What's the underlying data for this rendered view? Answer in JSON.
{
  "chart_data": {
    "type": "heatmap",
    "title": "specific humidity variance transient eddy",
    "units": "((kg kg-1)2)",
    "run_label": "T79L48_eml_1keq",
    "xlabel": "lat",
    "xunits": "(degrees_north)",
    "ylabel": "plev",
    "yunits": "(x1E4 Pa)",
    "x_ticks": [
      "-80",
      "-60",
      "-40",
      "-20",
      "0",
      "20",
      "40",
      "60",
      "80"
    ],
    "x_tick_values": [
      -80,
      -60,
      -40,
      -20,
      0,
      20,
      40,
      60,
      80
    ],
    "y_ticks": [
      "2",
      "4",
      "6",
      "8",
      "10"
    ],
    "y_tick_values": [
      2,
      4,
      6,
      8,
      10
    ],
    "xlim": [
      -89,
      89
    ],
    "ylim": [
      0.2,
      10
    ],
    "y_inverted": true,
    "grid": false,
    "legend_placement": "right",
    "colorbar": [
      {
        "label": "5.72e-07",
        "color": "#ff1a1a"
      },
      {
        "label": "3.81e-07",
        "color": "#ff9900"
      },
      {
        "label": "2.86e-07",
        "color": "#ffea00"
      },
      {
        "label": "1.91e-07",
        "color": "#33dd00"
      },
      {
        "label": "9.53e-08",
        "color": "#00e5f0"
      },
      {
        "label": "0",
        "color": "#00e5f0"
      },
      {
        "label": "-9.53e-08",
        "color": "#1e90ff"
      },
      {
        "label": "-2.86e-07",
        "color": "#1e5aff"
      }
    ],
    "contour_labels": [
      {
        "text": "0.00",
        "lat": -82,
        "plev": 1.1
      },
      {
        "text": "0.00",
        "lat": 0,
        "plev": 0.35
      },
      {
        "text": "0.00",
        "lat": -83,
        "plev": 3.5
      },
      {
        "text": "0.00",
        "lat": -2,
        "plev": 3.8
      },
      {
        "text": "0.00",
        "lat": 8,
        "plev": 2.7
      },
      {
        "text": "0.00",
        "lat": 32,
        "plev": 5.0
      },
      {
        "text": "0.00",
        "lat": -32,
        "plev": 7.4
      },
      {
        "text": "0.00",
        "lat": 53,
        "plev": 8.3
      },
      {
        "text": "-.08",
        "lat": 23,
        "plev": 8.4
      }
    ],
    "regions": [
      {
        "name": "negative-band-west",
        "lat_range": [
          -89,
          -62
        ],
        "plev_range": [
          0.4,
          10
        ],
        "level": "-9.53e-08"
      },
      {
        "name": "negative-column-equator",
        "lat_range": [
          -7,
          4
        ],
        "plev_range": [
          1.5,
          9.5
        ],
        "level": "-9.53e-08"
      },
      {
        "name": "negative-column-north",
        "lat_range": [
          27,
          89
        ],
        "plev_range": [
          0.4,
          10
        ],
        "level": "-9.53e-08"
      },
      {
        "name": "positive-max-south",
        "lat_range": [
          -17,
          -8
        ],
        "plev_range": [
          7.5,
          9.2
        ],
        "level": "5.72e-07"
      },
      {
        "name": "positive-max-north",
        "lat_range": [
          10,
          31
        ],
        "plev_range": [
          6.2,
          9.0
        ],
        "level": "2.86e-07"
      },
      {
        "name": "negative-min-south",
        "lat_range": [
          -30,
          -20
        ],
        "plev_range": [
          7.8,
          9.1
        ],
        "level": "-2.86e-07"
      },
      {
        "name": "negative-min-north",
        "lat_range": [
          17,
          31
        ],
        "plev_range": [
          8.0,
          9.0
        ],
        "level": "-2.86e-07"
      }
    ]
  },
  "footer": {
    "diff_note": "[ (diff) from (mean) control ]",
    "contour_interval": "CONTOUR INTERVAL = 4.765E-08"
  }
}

**WHAT THIS TASK INVOLVES:**
Write out the material exactly as given.

**EXERCISE RESULT:**
What's the underlying data for this rendered view? Answer in JSON.
{
  "chart_data": {
    "type": "heatmap",
    "title": "specific humidity variance transient eddy",
    "units": "((kg kg-1)2)",
    "run_label": "T79L48_eml_1keq",
    "xlabel": "lat",
    "xunits": "(degrees_north)",
    "ylabel": "plev",
    "yunits": "(x1E4 Pa)",
    "x_ticks": [
      "-80",
      "-60",
      "-40",
      "-20",
      "0",
      "20",
      "40",
      "60",
      "80"
    ],
    "x_tick_values": [
      -80,
      -60,
      -40,
      -20,
      0,
      20,
      40,
      60,
      80
    ],
    "y_ticks": [
      "2",
      "4",
      "6",
      "8",
      "10"
    ],
    "y_tick_values": [
      2,
      4,
      6,
      8,
      10
    ],
    "xlim": [
      -89,
      89
    ],
    "ylim": [
      0.2,
      10
    ],
    "y_inverted": true,
    "grid": false,
    "legend_placement": "right",
    "colorbar": [
      {
        "label": "5.72e-07",
        "color": "#ff1a1a"
      },
      {
        "label": "3.81e-07",
        "color": "#ff9900"
      },
      {
        "label": "2.86e-07",
        "color": "#ffea00"
      },
      {
        "label": "1.91e-07",
        "color": "#33dd00"
      },
      {
        "label": "9.53e-08",
        "color": "#00e5f0"
      },
      {
        "label": "0",
        "color": "#00e5f0"
      },
      {
        "label": "-9.53e-08",
        "color": "#1e90ff"
      },
      {
        "label": "-2.86e-07",
        "color": "#1e5aff"
      }
    ],
    "contour_labels": [
      {
        "text": "0.00",
        "lat": -82,
        "plev": 1.1
      },
      {
        "text": "0.00",
        "lat": 0,
        "plev": 0.35
      },
      {
        "text": "0.00",
        "lat": -83,
        "plev": 3.5
      },
      {
        "text": "0.00",
        "lat": -2,
        "plev": 3.8
      },
      {
        "text": "0.00",
        "lat": 8,
        "plev": 2.7
      },
      {
        "text": "0.00",
        "lat": 32,
        "plev": 5.0
      },
      {
        "text": "0.00",
        "lat": -32,
        "plev": 7.4
      },
      {
        "text": "0.00",
        "lat": 53,
        "plev": 8.3
      },
      {
        "text": "-.08",
        "lat": 23,
        "plev": 8.4
      }
    ],
    "regions": [
      {
        "name": "negative-band-west",
        "lat_range": [
          -89,
          -62
        ],
        "plev_range": [
          0.4,
          10
        ],
        "level": "-9.53e-08"
      },
      {
        "name": "negative-column-equator",
        "lat_range": [
          -7,
          4
        ],
        "plev_range": [
          1.5,
          9.5
        ],
        "level": "-9.53e-08"
      },
      {
        "name": "negative-column-north",
        "lat_range": [
          27,
          89
        ],
        "plev_range": [
          0.4,
          10
        ],
        "level": "-9.53e-08"
      },
      {
        "name": "positive-max-south",
        "lat_range": [
          -17,
          -8
        ],
        "plev_range": [
          7.5,
          9.2
        ],
        "level": "5.72e-07"
      },
      {
        "name": "positive-max-north",
        "lat_range": [
          10,
          31
        ],
        "plev_range": [
          6.2,
          9.0
        ],
        "level": "2.86e-07"
      },
      {
        "name": "negative-min-south",
        "lat_range": [
          -30,
          -20
        ],
        "plev_range": [
          7.8,
          9.1
        ],
        "level": "-2.86e-07"
      },
      {
        "name": "negative-min-north",
        "lat_range": [
          17,
          31
        ],
        "plev_range": [
          8.0,
          9.0
        ],
        "level": "-2.86e-07"
      }
    ]
  },
  "footer": {
    "diff_note": "[ (diff) from (mean) control ]",
    "contour_interval": "CONTOUR INTERVAL = 4.765E-08"
  }
}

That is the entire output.